* **Written problem**: Reproduce the closing part of the entries exactly: the line with "Read all visible content and emit it as JSON." and all lines after it, ending with the last line, and nothing else.

* **Input for this task**:
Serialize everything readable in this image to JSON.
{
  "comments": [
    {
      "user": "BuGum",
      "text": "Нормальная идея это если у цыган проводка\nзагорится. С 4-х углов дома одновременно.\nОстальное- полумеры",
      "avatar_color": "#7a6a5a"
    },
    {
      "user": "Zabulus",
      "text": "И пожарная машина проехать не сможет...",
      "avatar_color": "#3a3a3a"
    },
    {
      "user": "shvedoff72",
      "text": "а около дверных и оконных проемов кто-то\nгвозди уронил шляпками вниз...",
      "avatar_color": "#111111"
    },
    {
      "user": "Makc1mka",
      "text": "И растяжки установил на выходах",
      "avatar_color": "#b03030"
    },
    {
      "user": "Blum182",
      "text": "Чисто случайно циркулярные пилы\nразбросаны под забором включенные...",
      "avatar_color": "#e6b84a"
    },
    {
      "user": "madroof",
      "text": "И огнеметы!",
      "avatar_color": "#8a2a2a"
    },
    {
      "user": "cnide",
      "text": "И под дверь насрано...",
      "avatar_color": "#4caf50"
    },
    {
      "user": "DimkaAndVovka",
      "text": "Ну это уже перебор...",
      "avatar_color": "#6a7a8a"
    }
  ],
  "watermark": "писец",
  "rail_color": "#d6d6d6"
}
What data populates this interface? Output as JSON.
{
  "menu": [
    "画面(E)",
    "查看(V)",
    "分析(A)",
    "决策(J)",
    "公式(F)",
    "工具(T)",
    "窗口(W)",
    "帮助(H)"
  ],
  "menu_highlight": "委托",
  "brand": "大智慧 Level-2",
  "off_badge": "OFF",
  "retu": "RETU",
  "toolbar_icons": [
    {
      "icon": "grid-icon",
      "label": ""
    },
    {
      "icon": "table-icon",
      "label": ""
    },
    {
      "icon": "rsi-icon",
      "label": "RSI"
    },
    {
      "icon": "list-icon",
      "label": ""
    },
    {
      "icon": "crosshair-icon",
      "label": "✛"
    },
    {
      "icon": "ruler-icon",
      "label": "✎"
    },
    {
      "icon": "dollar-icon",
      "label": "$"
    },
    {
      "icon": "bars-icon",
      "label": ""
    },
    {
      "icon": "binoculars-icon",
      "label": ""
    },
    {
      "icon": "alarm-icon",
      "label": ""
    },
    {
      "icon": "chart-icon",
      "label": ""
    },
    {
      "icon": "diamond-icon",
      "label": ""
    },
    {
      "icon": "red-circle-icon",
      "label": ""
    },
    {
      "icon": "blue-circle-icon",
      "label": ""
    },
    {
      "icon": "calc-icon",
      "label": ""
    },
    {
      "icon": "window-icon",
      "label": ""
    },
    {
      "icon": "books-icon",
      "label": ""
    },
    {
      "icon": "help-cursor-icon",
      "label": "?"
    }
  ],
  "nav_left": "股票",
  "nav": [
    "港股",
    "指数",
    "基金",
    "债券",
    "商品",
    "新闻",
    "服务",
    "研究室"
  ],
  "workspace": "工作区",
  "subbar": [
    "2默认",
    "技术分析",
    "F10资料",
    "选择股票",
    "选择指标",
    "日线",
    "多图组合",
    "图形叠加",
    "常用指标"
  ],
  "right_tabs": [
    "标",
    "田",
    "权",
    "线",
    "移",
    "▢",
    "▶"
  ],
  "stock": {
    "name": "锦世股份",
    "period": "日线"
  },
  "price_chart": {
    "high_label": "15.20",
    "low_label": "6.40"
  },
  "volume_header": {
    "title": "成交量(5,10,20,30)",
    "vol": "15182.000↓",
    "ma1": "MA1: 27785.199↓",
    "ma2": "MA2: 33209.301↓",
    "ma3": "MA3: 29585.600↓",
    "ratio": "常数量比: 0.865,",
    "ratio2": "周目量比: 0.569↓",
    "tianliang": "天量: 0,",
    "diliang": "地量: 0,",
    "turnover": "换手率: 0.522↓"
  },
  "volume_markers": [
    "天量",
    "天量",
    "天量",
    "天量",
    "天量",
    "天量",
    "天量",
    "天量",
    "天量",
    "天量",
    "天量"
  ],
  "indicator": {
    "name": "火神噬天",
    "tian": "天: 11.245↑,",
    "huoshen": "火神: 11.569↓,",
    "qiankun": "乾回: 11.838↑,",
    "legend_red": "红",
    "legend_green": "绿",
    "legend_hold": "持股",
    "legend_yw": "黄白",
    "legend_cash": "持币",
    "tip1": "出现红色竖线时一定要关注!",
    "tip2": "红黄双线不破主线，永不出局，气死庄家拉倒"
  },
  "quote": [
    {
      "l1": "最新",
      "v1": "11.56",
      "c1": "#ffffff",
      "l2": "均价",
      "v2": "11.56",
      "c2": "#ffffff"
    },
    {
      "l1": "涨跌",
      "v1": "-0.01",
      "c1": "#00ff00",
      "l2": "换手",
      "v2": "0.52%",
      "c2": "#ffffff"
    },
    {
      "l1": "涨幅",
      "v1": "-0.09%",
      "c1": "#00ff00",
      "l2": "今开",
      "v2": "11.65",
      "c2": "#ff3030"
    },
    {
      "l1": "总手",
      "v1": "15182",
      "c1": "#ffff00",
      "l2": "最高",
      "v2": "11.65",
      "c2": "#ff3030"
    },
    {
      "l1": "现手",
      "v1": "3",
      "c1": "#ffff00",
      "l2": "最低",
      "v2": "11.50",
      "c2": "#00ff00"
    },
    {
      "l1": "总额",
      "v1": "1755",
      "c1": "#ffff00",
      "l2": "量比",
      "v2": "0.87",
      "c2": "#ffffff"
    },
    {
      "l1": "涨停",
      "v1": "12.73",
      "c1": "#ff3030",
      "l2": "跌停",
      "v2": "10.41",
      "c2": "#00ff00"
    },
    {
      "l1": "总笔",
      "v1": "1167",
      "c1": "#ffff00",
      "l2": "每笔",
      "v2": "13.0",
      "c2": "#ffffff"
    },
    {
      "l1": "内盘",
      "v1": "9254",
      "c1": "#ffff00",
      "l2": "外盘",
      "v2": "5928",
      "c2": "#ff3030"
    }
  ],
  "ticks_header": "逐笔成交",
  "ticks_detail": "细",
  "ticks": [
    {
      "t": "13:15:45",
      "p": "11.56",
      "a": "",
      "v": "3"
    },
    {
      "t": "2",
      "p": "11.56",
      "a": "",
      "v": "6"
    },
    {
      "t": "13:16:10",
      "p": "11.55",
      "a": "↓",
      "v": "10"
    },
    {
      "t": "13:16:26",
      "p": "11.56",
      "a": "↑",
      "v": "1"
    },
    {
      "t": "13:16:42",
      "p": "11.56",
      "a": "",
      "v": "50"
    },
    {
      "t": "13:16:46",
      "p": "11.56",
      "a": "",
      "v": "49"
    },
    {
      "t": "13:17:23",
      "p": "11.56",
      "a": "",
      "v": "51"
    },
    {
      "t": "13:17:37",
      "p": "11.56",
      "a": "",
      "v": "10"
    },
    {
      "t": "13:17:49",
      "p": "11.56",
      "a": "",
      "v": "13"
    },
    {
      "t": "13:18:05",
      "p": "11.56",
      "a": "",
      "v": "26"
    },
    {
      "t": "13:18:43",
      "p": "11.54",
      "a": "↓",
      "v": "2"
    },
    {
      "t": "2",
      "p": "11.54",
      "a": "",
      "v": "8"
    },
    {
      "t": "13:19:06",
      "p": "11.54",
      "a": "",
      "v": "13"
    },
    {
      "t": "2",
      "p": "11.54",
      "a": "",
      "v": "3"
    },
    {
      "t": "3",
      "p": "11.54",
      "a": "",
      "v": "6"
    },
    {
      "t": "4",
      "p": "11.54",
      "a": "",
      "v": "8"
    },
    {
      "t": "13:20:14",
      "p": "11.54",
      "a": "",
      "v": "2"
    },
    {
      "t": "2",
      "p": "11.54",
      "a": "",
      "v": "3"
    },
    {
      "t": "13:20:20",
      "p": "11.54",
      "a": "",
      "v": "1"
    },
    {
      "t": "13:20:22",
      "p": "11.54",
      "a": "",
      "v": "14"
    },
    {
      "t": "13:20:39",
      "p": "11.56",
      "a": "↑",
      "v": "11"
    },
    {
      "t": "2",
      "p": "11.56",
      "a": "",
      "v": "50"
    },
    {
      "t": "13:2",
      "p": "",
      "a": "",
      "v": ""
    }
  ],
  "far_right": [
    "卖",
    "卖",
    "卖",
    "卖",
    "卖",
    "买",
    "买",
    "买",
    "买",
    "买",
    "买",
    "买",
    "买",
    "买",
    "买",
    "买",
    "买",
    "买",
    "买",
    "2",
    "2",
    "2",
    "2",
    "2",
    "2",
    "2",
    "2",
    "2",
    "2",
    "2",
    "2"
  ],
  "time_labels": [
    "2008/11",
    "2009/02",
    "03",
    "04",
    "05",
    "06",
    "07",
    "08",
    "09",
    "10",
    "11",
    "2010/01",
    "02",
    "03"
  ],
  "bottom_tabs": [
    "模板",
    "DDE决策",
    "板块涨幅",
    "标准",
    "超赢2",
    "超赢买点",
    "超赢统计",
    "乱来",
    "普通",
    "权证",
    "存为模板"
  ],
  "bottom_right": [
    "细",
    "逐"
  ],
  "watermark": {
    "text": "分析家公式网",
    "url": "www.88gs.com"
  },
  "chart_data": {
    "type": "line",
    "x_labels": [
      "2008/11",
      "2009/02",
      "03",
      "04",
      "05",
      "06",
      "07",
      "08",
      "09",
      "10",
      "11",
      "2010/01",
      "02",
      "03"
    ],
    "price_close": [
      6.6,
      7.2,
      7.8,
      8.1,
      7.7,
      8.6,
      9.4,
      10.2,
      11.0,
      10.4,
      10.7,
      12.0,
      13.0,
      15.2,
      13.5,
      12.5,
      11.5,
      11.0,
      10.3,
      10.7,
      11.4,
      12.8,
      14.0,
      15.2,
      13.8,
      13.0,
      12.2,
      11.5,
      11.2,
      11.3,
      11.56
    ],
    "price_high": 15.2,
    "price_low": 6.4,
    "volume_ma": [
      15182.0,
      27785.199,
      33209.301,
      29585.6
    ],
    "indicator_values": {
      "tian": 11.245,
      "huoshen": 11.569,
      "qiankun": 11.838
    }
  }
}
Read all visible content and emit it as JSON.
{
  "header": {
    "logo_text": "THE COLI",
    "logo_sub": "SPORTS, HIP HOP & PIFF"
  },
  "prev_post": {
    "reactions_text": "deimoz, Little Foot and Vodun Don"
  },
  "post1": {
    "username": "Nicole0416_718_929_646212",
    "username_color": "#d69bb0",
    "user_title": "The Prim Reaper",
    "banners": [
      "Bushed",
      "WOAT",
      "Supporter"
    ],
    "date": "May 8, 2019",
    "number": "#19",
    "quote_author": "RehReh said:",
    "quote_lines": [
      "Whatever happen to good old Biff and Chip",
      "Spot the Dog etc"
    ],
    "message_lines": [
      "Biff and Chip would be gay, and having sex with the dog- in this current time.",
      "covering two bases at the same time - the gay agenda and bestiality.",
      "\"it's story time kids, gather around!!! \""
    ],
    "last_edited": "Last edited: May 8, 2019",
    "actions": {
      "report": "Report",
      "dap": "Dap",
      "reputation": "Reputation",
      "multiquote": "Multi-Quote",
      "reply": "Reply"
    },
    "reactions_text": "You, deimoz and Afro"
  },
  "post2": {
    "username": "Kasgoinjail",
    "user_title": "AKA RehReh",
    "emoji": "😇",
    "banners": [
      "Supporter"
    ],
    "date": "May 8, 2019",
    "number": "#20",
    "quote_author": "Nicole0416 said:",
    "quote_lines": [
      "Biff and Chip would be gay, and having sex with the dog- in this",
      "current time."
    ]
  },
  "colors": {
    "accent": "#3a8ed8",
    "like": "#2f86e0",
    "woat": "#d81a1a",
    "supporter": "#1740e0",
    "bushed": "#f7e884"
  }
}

* **Full output**:
Read all visible content and emit it as JSON.
{
  "header": {
    "logo_text": "THE COLI",
    "logo_sub": "SPORTS, HIP HOP & PIFF"
  },
  "prev_post": {
    "reactions_text": "deimoz, Little Foot and Vodun Don"
  },
  "post1": {
    "username": "Nicole0416_718_929_646212",
    "username_color": "#d69bb0",
    "user_title": "The Prim Reaper",
    "banners": [
      "Bushed",
      "WOAT",
      "Supporter"
    ],
    "date": "May 8, 2019",
    "number": "#19",
    "quote_author": "RehReh said:",
    "quote_lines": [
      "Whatever happen to good old Biff and Chip",
      "Spot the Dog etc"
    ],
    "message_lines": [
      "Biff and Chip would be gay, and having sex with the dog- in this current time.",
      "covering two bases at the same time - the gay agenda and bestiality.",
      "\"it's story time kids, gather around!!! \""
    ],
    "last_edited": "Last edited: May 8, 2019",
    "actions": {
      "report": "Report",
      "dap": "Dap",
      "reputation": "Reputation",
      "multiquote": "Multi-Quote",
      "reply": "Reply"
    },
    "reactions_text": "You, deimoz and Afro"
  },
  "post2": {
    "username": "Kasgoinjail",
    "user_title": "AKA RehReh",
    "emoji": "😇",
    "banners": [
      "Supporter"
    ],
    "date": "May 8, 2019",
    "number": "#20",
    "quote_author": "Nicole0416 said:",
    "quote_lines": [
      "Biff and Chip would be gay, and having sex with the dog- in this",
      "current time."
    ]
  },
  "colors": {
    "accent": "#3a8ed8",
    "like": "#2f86e0",
    "woat": "#d81a1a",
    "supporter": "#1740e0",
    "bushed": "#f7e884"
  }
}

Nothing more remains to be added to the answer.